■ **Instructions for the task**: Extract the records below word for word and ignore the images.
--- BEGIN Records to process ---
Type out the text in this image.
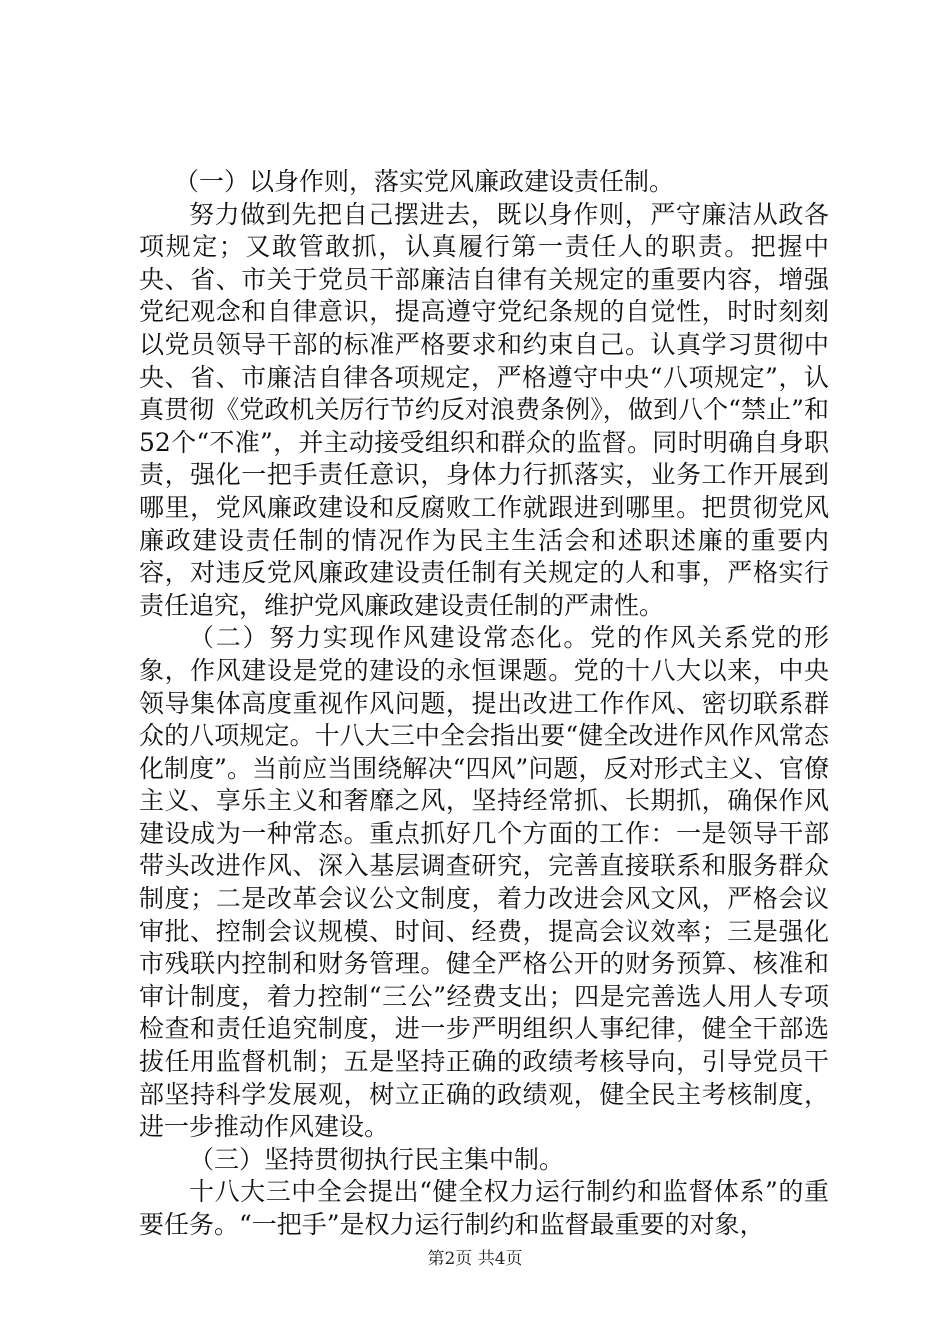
（一）以身作则，落实党风廉政建设责任制。

努力做到先把自己摆进去，既以身作则，严守廉洁从政各项规定；又敢管敢抓，认真履行第一责任人的职责。把握中央、省、市关于党员干部廉洁自律有关规定的重要内容，增强党纪观念和自律意识，提高遵守党纪条规的自觉性，时时刻刻以党员领导干部的标准严格要求和约束自己。认真学习贯彻中央、省、市廉洁自律各项规定，严格遵守中央“八项规定”，认真贯彻《党政机关厉行节约反对浪费条例》，做到八个“禁止”和52个“不准”，并主动接受组织和群众的监督。同时明确自身职责，强化一把手责任意识，身体力行抓落实，业务工作开展到哪里，党风廉政建设和反腐败工作就跟进到哪里。把贯彻党风廉政建设责任制的情况作为民主生活会和述职述廉的重要内容，对违反党风廉政建设责任制有关规定的人和事，严格实行责任追究，维护党风廉政建设责任制的严肃性。

（二）努力实现作风建设常态化。党的作风关系党的形象，作风建设是党的建设的永恒课题。党的十八大以来，中央领导集体高度重视作风问题，提出改进工作作风、密切联系群众的八项规定。十八大三中全会指出要“健全改进作风作风常态化制度”。当前应当围绕解决“四风”问题，反对形式主义、官僚主义、享乐主义和奢靡之风，坚持经常抓、长期抓，确保作风建设成为一种常态。重点抓好几个方面的工作：一是领导干部带头改进作风、深入基层调查研究，完善直接联系和服务群众制度；二是改革会议公文制度，着力改进会风文风，严格会议审批、控制会议规模、时间、经费，提高会议效率；三是强化市残联内控制和财务管理。健全严格公开的财务预算、核准和审计制度，着力控制“三公”经费支出；四是完善选人用人专项检查和责任追究制度，进一步严明组织人事纪律，健全干部选拔任用监督机制；五是坚持正确的政绩考核导向，引导党员干部坚持科学发展观，树立正确的政绩观，健全民主考核制度，进一步推动作风建设。

（三）坚持贯彻执行民主集中制。

十八大三中全会提出“健全权力运行制约和监督体系”的重要任务。“一把手”是权力运行制约和监督最重要的对象，

第2页 共4页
--- END Records to process ---
■ **Full solution**:
Type out the text in this image.
（一）以身作则，落实党风廉政建设责任制。

努力做到先把自己摆进去，既以身作则，严守廉洁从政各项规定；又敢管敢抓，认真履行第一责任人的职责。把握中央、省、市关于党员干部廉洁自律有关规定的重要内容，增强党纪观念和自律意识，提高遵守党纪条规的自觉性，时时刻刻以党员领导干部的标准严格要求和约束自己。认真学习贯彻中央、省、市廉洁自律各项规定，严格遵守中央“八项规定”，认真贯彻《党政机关厉行节约反对浪费条例》，做到八个“禁止”和52个“不准”，并主动接受组织和群众的监督。同时明确自身职责，强化一把手责任意识，身体力行抓落实，业务工作开展到哪里，党风廉政建设和反腐败工作就跟进到哪里。把贯彻党风廉政建设责任制的情况作为民主生活会和述职述廉的重要内容，对违反党风廉政建设责任制有关规定的人和事，严格实行责任追究，维护党风廉政建设责任制的严肃性。

（二）努力实现作风建设常态化。党的作风关系党的形象，作风建设是党的建设的永恒课题。党的十八大以来，中央领导集体高度重视作风问题，提出改进工作作风、密切联系群众的八项规定。十八大三中全会指出要“健全改进作风作风常态化制度”。当前应当围绕解决“四风”问题，反对形式主义、官僚主义、享乐主义和奢靡之风，坚持经常抓、长期抓，确保作风建设成为一种常态。重点抓好几个方面的工作：一是领导干部带头改进作风、深入基层调查研究，完善直接联系和服务群众制度；二是改革会议公文制度，着力改进会风文风，严格会议审批、控制会议规模、时间、经费，提高会议效率；三是强化市残联内控制和财务管理。健全严格公开的财务预算、核准和审计制度，着力控制“三公”经费支出；四是完善选人用人专项检查和责任追究制度，进一步严明组织人事纪律，健全干部选拔任用监督机制；五是坚持正确的政绩考核导向，引导党员干部坚持科学发展观，树立正确的政绩观，健全民主考核制度，进一步推动作风建设。

（三）坚持贯彻执行民主集中制。

十八大三中全会提出“健全权力运行制约和监督体系”的重要任务。“一把手”是权力运行制约和监督最重要的对象，

第2页 共4页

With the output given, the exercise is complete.